EXERCISE INSTRUCTIONS -
Could you write out every entry exactly as it stands?

A block of data:
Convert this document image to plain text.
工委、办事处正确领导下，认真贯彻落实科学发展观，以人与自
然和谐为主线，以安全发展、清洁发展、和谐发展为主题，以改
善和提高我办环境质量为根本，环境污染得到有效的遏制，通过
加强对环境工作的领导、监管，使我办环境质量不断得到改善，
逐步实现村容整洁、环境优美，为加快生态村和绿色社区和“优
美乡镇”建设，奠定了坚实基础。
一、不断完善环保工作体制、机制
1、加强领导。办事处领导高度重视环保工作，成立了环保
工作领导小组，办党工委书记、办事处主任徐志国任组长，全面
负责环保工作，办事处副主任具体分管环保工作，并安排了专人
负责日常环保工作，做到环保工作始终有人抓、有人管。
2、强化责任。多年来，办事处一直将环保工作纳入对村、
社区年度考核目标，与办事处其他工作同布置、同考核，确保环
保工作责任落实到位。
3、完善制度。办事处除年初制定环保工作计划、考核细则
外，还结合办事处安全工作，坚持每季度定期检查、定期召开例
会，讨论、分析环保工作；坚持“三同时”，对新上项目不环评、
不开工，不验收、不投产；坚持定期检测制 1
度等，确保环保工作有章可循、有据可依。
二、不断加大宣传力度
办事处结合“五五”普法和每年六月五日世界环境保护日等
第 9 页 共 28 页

PROBLEM SOLUTION -
Convert this document image to plain text.
工委、办事处正确领导下，认真贯彻落实科学发展观，以人与自
然和谐为主线，以安全发展、清洁发展、和谐发展为主题，以改
善和提高我办环境质量为根本，环境污染得到有效的遏制，通过
加强对环境工作的领导、监管，使我办环境质量不断得到改善，
逐步实现村容整洁、环境优美，为加快生态村和绿色社区和“优
美乡镇”建设，奠定了坚实基础。
一、不断完善环保工作体制、机制
1、加强领导。办事处领导高度重视环保工作，成立了环保
工作领导小组，办党工委书记、办事处主任徐志国任组长，全面
负责环保工作，办事处副主任具体分管环保工作，并安排了专人
负责日常环保工作，做到环保工作始终有人抓、有人管。
2、强化责任。多年来，办事处一直将环保工作纳入对村、
社区年度考核目标，与办事处其他工作同布置、同考核，确保环
保工作责任落实到位。
3、完善制度。办事处除年初制定环保工作计划、考核细则
外，还结合办事处安全工作，坚持每季度定期检查、定期召开例
会，讨论、分析环保工作；坚持“三同时”，对新上项目不环评、
不开工，不验收、不投产；坚持定期检测制 1
度等，确保环保工作有章可循、有据可依。
二、不断加大宣传力度
办事处结合“五五”普法和每年六月五日世界环境保护日等
第 9 页 共 28 页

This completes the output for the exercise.